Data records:

★ ★ ★

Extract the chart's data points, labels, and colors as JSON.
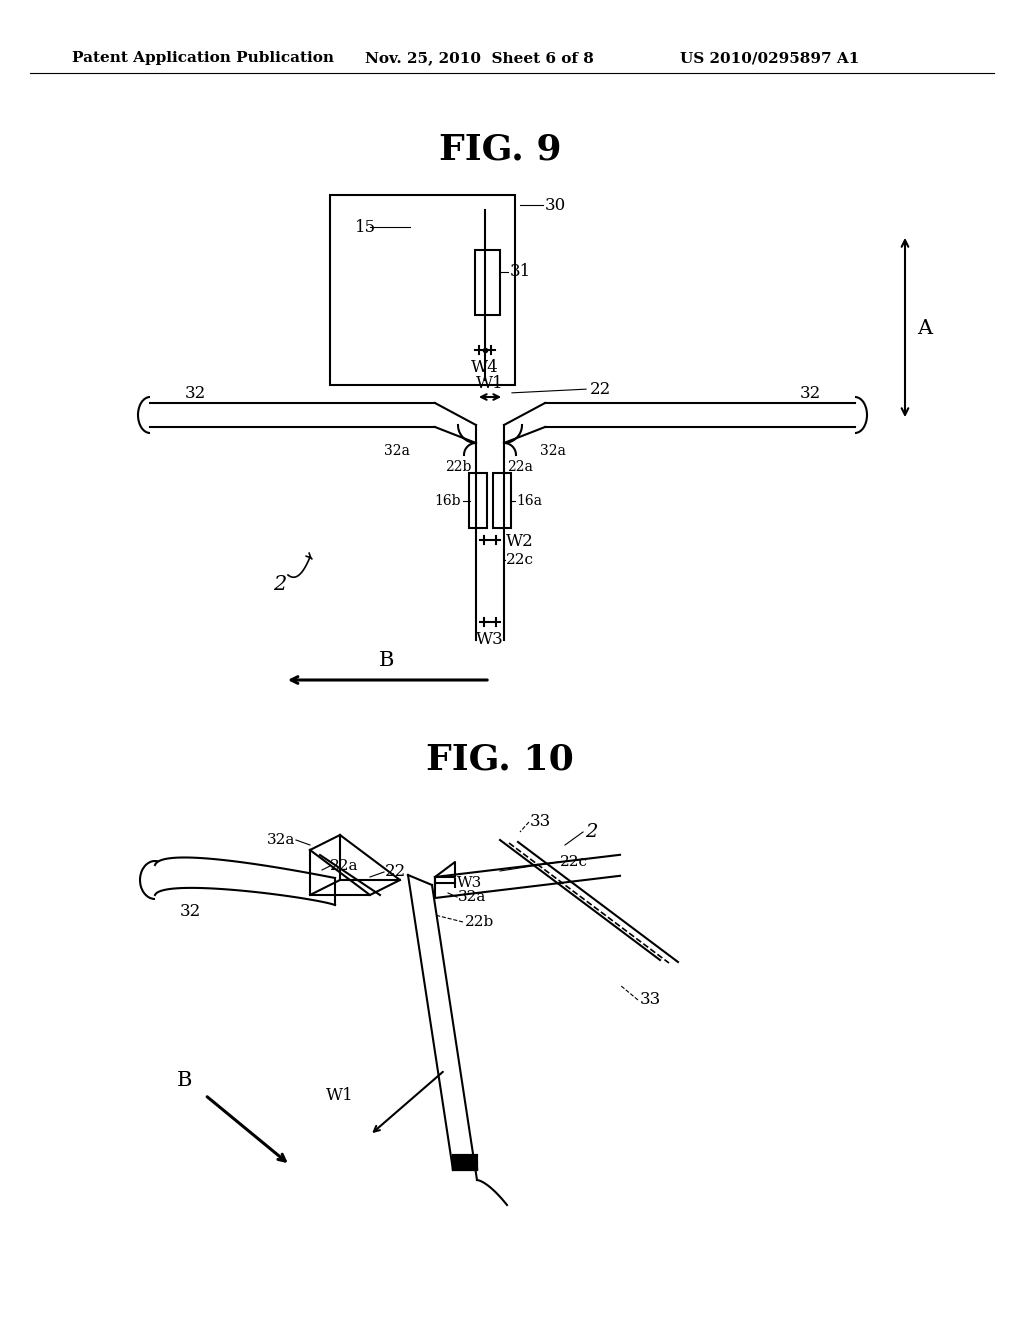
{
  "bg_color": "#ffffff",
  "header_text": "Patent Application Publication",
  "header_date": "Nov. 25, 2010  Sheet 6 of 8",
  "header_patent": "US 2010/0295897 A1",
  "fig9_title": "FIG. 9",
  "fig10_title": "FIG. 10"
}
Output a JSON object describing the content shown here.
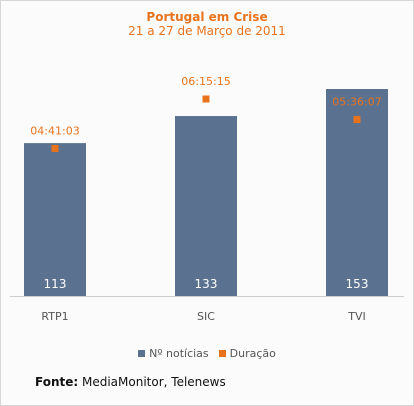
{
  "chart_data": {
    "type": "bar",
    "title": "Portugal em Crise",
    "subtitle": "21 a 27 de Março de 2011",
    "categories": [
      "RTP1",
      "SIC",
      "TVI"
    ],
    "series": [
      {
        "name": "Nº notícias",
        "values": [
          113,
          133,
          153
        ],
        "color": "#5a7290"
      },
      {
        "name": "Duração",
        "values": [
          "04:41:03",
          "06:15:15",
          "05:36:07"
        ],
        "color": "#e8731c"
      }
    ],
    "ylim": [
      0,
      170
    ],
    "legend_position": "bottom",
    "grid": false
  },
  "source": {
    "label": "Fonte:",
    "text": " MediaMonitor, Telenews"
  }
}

★ ★ ★

Given exercise:
Transcribe the records above exactly as they appear, leaving out any pictures.

Result below:
Extract the chart's data points, labels, and colors as JSON.
{
  "bg_color": "#ffffff",
  "header_text": "Patent Application Publication",
  "header_date": "Nov. 25, 2010  Sheet 6 of 8",
  "header_patent": "US 2010/0295897 A1",
  "fig9_title": "FIG. 9",
  "fig10_title": "FIG. 10"
}
Output a JSON object describing the content shown here.
{
  "chart_data": {
    "type": "bar",
    "title": "Portugal em Crise",
    "subtitle": "21 a 27 de Março de 2011",
    "categories": [
      "RTP1",
      "SIC",
      "TVI"
    ],
    "series": [
      {
        "name": "Nº notícias",
        "values": [
          113,
          133,
          153
        ],
        "color": "#5a7290"
      },
      {
        "name": "Duração",
        "values": [
          "04:41:03",
          "06:15:15",
          "05:36:07"
        ],
        "color": "#e8731c"
      }
    ],
    "ylim": [
      0,
      170
    ],
    "legend_position": "bottom",
    "grid": false
  },
  "source": {
    "label": "Fonte:",
    "text": " MediaMonitor, Telenews"
  }
}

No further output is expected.